## BEGIN

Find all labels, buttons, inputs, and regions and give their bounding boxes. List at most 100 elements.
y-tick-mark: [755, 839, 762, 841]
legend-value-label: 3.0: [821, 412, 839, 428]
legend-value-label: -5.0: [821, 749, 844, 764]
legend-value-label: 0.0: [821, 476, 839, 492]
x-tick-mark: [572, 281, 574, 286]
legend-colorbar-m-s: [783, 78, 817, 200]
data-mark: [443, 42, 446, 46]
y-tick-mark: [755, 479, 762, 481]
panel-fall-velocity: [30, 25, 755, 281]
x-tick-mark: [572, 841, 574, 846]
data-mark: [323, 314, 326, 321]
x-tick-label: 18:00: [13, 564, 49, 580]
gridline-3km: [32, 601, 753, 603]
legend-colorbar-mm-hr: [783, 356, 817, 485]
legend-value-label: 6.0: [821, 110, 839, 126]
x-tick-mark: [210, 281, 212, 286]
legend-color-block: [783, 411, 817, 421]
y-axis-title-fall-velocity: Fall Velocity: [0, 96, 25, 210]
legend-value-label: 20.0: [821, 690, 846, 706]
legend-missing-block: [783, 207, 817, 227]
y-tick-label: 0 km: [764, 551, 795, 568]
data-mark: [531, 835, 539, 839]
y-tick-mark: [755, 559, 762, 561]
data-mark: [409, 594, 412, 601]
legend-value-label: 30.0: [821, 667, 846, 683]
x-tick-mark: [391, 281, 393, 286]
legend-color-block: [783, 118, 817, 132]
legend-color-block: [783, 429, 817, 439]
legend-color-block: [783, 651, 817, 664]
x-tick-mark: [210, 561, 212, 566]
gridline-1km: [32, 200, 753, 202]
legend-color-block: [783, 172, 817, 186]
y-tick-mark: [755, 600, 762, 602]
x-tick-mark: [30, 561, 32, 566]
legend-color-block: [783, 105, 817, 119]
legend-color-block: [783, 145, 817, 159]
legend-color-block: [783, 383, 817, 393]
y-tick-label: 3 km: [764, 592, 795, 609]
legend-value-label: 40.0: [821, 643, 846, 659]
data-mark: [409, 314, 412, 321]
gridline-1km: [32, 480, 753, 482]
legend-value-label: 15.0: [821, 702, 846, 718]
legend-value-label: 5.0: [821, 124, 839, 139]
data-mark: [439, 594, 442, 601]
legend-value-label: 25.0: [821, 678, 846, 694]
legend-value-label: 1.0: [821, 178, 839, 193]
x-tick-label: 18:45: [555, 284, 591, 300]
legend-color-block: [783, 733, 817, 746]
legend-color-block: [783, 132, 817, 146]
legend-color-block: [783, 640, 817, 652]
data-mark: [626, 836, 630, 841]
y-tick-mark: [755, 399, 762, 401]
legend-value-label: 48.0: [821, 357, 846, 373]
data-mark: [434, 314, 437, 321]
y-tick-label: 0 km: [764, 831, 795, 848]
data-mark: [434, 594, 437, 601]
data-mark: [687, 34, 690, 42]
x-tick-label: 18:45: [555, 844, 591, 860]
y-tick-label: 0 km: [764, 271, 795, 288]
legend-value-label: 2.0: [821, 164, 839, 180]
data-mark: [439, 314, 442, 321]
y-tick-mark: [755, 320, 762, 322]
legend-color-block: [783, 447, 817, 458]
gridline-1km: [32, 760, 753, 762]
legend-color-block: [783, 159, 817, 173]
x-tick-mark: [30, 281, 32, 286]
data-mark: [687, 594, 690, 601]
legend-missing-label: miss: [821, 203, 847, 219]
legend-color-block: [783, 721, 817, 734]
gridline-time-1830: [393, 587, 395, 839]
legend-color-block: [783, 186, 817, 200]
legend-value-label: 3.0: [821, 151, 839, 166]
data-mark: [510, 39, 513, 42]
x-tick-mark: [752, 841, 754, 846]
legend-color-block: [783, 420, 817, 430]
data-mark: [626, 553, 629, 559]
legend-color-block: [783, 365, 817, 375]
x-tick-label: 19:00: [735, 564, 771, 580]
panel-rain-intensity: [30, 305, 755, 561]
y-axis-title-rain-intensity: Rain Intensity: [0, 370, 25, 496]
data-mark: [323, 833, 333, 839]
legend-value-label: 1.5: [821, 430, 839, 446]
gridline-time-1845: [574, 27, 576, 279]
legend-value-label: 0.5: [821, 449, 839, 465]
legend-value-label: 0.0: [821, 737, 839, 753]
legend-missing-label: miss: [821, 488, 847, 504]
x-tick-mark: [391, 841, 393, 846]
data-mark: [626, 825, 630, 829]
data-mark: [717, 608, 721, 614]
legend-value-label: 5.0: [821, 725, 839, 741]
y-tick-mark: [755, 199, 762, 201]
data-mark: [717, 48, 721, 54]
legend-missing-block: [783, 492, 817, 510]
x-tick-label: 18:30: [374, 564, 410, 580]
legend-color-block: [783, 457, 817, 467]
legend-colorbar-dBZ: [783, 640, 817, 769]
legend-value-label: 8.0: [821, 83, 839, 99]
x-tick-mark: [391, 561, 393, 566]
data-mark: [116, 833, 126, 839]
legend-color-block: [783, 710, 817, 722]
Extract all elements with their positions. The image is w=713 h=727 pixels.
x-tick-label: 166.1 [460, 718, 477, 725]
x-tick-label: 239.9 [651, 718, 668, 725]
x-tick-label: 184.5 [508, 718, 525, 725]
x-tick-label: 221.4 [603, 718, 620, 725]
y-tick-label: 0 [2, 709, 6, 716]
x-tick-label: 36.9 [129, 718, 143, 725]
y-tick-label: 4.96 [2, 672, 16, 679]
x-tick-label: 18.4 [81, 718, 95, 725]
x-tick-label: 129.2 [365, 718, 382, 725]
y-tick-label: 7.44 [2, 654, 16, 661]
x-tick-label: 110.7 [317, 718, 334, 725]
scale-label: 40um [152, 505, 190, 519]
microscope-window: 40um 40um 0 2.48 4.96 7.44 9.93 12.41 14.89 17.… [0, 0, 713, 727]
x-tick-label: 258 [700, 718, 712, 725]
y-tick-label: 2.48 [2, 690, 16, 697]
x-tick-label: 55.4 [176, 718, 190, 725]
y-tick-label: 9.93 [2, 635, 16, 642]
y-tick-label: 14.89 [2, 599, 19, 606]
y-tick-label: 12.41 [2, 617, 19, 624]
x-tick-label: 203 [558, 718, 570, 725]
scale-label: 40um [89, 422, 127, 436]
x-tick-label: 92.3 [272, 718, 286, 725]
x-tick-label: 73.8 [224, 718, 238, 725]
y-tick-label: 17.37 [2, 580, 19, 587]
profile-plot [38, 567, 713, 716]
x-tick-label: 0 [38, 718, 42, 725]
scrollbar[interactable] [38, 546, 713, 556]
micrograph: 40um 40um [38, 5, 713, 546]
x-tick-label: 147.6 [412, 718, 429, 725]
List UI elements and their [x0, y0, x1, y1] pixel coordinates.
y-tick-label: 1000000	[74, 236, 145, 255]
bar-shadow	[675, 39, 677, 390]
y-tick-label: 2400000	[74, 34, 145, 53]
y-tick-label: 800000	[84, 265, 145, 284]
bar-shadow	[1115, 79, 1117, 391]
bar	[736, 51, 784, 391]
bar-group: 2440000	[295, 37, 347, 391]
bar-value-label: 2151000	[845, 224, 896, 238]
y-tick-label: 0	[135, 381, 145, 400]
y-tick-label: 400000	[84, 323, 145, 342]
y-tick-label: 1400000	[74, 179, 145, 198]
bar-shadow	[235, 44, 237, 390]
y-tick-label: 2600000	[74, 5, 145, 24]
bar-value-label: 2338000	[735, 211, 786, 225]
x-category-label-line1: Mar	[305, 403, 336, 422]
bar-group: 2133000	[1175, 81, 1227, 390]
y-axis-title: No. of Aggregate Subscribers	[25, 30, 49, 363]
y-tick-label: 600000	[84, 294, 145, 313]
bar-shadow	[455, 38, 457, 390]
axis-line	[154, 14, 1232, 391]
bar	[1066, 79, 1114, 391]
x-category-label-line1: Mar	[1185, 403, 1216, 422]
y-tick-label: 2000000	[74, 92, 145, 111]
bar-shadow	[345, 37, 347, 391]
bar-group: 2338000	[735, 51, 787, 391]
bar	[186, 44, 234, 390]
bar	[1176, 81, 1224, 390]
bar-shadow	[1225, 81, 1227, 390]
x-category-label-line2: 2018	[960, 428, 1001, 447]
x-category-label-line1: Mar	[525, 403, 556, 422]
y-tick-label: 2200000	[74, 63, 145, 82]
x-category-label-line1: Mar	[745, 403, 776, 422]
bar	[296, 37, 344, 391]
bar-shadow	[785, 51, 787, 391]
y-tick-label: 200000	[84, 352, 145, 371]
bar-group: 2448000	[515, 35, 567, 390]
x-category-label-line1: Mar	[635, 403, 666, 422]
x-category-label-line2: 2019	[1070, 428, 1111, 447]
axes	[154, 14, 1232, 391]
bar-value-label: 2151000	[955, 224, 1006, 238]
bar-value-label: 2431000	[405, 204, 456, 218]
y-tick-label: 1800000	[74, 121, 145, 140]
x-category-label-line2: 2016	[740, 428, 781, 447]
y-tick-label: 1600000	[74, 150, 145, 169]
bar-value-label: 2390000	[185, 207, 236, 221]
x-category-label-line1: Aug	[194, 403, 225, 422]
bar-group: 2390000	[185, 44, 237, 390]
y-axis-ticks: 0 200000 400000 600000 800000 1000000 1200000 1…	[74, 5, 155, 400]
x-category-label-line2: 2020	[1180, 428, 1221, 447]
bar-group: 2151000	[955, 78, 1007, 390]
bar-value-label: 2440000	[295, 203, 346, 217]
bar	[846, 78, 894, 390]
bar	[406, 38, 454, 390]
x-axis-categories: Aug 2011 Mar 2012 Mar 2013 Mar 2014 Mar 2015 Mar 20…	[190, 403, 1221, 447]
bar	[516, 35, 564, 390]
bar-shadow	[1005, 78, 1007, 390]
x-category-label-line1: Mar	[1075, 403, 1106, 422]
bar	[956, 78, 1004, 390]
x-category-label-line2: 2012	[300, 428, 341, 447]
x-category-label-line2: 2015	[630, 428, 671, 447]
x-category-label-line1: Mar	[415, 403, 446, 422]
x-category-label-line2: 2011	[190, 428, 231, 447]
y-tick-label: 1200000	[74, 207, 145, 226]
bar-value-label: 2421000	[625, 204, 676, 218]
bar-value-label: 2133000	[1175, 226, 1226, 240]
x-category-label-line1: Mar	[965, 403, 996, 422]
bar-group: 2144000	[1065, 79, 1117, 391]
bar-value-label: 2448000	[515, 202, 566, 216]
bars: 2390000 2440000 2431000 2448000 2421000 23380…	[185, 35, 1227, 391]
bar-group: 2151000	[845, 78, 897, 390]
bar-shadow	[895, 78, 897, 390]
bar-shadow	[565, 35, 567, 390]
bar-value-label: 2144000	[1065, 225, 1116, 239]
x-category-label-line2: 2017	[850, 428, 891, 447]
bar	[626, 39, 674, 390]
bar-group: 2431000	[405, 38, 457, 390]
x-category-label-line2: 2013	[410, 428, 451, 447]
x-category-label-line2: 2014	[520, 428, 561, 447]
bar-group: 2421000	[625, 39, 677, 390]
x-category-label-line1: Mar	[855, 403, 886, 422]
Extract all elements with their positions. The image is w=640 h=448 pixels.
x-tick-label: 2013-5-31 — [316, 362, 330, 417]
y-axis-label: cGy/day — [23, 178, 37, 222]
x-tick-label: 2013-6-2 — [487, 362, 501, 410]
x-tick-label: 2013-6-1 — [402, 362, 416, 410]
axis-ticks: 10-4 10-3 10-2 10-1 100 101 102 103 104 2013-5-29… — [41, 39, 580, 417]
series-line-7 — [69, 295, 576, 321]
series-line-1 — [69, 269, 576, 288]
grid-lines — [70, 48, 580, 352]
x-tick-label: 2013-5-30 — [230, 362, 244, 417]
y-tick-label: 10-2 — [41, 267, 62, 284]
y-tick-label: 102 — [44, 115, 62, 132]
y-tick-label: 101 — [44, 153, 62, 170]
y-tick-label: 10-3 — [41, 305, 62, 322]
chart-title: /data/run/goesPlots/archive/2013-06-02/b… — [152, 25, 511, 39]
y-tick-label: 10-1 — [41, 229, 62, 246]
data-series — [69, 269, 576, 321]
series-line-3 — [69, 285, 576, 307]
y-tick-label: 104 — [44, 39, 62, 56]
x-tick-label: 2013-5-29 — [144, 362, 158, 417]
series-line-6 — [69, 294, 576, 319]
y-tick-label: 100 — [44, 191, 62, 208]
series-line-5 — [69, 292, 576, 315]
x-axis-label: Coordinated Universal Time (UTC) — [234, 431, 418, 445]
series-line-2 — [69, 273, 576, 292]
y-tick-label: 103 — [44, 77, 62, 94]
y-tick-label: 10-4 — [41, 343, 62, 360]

## END

▶ **REQUIRED WORK**
Copy the records from the start through the line with "y-tick-mark: [755, 479, 762, 481]", changing "legend-value-label" to "legend-label" everywhere it appears and leaving everything else as it is.

▶ **OUTPUT OF THE EXERCISE**
Find all labels, buttons, inputs, and regions and give their bounding boxes. List at most 100 elements.
y-tick-mark: [755, 839, 762, 841]
legend-label: 3.0: [821, 412, 839, 428]
legend-label: -5.0: [821, 749, 844, 764]
legend-label: 0.0: [821, 476, 839, 492]
x-tick-mark: [572, 281, 574, 286]
legend-colorbar-m-s: [783, 78, 817, 200]
data-mark: [443, 42, 446, 46]
y-tick-mark: [755, 479, 762, 481]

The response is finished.